• [DIRECTIONS]: From the entries below, work out the number of lines that hold the word "text", and give that number alone.

• [DATASET EXTRACT]:
+ + + +

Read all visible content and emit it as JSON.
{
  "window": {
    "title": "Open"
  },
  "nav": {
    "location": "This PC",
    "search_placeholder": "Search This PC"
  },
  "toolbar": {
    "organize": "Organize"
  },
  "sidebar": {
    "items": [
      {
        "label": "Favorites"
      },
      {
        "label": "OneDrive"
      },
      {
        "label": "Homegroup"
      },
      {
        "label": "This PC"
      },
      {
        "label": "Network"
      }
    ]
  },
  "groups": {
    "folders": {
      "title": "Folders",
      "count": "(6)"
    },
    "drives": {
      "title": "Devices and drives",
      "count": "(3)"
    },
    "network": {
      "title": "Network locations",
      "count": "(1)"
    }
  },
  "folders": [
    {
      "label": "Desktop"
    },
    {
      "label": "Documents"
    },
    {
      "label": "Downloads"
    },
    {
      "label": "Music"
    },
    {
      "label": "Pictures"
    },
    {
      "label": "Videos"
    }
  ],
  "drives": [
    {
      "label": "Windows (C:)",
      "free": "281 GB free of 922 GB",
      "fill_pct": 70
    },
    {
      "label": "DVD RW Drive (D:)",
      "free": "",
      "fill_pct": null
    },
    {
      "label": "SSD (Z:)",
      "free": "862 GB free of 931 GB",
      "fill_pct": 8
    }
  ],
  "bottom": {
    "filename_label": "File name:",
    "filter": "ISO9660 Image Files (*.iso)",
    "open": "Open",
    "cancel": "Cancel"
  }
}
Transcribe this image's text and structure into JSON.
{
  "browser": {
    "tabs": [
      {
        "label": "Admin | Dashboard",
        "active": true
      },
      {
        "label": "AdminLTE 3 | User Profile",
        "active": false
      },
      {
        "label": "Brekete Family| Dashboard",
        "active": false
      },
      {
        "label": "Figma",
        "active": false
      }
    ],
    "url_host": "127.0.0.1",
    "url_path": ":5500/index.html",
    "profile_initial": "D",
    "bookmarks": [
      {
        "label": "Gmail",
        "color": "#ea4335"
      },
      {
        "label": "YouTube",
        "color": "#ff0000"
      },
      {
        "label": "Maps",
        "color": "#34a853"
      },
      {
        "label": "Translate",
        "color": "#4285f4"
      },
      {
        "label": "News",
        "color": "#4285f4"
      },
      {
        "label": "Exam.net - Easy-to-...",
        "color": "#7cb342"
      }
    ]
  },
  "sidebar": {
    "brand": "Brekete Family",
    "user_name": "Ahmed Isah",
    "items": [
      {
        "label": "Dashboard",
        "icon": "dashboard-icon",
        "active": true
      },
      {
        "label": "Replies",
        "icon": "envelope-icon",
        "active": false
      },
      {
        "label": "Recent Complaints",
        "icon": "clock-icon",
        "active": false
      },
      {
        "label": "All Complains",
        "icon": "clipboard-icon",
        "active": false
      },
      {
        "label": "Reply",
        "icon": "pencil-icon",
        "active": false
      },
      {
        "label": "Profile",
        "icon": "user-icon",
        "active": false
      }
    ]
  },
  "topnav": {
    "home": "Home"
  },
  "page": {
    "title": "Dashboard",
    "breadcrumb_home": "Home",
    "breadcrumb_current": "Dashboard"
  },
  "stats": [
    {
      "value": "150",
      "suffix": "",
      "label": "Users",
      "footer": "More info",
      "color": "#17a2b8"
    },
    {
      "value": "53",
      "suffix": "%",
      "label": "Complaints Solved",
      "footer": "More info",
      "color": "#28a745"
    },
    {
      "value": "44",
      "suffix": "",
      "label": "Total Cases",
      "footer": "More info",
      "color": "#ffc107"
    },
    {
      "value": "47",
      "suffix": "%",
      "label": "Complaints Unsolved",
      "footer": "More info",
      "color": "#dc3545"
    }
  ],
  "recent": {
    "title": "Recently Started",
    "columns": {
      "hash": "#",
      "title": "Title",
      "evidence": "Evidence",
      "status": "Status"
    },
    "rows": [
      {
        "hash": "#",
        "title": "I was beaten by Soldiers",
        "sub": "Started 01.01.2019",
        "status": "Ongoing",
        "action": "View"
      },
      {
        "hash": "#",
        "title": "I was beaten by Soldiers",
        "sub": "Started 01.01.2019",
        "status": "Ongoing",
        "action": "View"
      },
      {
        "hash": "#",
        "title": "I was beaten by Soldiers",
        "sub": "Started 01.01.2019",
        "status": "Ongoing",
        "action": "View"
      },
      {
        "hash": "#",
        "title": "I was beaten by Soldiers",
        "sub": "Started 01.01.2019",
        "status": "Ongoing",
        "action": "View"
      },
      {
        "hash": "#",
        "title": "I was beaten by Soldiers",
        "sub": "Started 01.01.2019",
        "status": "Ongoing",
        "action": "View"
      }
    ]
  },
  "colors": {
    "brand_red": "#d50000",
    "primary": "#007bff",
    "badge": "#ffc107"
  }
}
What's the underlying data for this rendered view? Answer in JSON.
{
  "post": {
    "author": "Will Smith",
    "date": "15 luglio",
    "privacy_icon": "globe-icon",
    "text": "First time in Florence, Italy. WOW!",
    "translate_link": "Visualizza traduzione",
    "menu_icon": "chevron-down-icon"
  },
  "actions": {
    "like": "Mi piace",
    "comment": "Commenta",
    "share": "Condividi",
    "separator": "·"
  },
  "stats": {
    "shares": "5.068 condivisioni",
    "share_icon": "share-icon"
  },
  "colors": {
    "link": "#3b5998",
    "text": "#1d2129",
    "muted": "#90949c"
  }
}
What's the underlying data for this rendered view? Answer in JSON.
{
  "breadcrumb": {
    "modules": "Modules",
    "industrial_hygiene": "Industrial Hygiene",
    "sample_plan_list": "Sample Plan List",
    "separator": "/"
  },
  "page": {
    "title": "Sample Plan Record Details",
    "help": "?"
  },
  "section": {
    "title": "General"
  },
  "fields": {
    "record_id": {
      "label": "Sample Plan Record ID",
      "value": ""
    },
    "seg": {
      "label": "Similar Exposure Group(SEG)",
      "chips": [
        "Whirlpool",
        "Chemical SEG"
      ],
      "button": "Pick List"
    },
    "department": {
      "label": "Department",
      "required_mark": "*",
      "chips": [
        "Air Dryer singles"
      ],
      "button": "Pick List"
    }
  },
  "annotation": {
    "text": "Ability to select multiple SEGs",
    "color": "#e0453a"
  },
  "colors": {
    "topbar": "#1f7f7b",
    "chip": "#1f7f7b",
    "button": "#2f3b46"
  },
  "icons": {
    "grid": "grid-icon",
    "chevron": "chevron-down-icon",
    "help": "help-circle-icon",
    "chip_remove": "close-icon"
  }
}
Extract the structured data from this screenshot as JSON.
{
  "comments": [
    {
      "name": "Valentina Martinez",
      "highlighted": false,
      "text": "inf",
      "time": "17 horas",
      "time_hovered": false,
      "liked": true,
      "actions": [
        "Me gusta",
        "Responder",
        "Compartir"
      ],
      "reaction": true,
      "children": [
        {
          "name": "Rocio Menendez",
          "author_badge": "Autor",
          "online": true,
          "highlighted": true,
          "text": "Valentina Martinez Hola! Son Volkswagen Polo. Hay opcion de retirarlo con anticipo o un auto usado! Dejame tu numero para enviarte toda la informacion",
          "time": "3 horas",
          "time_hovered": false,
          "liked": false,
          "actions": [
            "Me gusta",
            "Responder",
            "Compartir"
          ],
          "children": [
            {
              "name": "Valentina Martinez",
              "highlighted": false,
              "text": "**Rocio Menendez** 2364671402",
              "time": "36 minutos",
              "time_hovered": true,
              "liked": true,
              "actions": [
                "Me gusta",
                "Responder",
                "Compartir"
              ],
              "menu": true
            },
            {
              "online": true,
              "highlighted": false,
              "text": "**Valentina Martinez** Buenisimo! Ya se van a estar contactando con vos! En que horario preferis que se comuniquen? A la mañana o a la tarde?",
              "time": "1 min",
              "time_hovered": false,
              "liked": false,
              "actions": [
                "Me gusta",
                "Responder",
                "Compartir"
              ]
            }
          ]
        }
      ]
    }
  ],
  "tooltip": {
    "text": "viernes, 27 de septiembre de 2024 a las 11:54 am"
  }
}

+ + + +

• [RESULT BELOW]: 9